#### Aim
Filter the entries below, keeping every line that has the word "seine".
◇ ◇ ◇
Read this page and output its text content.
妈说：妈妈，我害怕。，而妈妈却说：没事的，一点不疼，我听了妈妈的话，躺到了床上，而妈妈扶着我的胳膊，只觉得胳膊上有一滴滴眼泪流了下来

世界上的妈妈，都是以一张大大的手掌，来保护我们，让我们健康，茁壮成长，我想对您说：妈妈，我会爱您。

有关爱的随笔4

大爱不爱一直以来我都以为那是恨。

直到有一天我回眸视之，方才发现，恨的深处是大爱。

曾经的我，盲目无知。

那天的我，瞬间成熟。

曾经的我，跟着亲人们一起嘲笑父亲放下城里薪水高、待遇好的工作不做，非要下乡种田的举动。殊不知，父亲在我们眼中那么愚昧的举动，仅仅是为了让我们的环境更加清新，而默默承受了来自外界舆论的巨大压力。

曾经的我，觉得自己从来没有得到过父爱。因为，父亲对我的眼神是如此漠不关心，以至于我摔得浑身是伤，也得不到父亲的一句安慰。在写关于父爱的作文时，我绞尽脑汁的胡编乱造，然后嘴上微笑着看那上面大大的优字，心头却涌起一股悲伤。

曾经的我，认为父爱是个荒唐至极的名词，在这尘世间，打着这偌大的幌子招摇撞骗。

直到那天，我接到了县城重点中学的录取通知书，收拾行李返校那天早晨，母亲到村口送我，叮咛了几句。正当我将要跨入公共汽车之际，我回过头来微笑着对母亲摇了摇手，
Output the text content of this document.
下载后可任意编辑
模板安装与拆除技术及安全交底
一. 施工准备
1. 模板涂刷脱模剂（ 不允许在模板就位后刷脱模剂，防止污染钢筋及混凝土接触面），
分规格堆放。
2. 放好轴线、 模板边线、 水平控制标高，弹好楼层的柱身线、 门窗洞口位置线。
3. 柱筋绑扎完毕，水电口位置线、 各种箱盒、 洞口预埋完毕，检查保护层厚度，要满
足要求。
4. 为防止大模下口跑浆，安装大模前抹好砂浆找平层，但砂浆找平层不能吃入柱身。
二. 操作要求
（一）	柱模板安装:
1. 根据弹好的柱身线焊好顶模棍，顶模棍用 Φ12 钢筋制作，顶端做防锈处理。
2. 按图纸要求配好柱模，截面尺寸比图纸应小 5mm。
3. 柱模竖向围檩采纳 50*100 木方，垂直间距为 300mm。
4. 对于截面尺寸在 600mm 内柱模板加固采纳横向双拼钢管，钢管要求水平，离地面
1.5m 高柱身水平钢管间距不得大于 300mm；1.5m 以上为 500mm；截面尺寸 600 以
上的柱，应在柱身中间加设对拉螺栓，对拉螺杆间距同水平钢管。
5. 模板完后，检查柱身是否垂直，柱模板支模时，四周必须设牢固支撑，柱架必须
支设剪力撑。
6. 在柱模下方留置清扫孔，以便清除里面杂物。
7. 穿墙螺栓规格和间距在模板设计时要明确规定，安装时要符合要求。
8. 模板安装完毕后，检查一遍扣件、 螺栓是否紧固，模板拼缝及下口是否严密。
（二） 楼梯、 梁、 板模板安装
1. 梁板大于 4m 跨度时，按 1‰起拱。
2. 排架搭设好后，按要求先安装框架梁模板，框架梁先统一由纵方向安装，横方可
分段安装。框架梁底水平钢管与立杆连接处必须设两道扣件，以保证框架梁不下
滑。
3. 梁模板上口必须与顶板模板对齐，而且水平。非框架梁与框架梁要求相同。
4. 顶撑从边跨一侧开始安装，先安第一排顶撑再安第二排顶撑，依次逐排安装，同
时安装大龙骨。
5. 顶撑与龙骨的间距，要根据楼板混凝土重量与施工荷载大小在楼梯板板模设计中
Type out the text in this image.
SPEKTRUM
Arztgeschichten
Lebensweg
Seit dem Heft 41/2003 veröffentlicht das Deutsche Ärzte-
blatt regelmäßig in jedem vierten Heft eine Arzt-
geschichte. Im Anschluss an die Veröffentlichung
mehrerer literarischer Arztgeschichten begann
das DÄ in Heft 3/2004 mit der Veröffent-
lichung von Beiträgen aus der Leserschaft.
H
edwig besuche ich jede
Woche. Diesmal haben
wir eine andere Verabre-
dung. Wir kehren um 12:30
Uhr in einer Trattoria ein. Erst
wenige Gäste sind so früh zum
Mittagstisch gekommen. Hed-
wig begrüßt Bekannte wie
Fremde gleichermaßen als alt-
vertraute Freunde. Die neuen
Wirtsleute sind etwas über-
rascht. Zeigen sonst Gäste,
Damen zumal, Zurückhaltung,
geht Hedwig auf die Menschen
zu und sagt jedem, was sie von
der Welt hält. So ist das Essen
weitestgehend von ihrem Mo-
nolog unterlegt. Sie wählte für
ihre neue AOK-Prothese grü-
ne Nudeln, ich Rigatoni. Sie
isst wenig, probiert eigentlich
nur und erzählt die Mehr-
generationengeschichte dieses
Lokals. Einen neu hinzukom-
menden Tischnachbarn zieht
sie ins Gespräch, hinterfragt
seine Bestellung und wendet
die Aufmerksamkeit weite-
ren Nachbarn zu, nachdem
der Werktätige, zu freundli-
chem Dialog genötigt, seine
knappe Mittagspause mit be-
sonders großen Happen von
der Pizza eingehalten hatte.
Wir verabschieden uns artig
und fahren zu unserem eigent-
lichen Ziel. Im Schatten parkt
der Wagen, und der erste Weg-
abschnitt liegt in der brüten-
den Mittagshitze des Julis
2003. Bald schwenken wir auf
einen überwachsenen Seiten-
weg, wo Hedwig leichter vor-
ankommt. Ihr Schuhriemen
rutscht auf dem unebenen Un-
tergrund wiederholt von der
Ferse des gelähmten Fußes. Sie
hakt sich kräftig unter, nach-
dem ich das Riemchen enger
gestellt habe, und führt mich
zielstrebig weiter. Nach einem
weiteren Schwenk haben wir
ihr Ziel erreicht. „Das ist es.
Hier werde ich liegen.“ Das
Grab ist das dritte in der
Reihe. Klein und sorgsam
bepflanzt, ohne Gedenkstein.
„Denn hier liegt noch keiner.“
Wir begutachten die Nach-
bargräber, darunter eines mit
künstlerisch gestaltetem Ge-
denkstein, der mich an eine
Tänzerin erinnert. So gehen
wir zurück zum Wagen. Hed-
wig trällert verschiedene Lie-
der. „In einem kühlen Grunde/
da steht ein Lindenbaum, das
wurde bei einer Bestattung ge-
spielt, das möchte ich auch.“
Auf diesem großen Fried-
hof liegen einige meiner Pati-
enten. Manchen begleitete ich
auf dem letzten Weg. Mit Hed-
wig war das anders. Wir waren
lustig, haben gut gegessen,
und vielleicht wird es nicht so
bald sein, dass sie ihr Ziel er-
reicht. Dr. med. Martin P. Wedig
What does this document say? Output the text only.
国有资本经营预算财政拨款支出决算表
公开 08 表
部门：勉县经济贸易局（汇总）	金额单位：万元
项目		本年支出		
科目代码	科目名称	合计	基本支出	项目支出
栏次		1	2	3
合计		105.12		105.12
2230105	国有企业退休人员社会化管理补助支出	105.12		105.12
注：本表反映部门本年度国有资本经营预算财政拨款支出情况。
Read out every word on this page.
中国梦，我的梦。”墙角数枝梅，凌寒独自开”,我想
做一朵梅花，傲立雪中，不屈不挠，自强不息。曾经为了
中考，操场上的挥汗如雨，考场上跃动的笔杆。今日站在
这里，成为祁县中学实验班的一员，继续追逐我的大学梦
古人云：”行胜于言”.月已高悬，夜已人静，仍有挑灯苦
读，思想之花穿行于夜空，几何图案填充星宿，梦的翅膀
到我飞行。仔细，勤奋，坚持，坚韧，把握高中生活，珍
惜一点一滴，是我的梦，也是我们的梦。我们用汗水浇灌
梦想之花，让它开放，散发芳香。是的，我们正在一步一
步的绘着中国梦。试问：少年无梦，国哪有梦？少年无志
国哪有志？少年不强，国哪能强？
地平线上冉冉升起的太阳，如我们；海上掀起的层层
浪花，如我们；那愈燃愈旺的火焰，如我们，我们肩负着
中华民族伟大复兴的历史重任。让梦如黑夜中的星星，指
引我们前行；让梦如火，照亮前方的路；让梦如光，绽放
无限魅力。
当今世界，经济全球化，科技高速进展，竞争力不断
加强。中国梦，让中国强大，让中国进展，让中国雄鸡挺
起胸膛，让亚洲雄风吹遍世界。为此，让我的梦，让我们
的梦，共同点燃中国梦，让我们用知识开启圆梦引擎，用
◇ ◇ ◇
#### The output
seine Bestellung und wendet
chem Dialog genötigt, seine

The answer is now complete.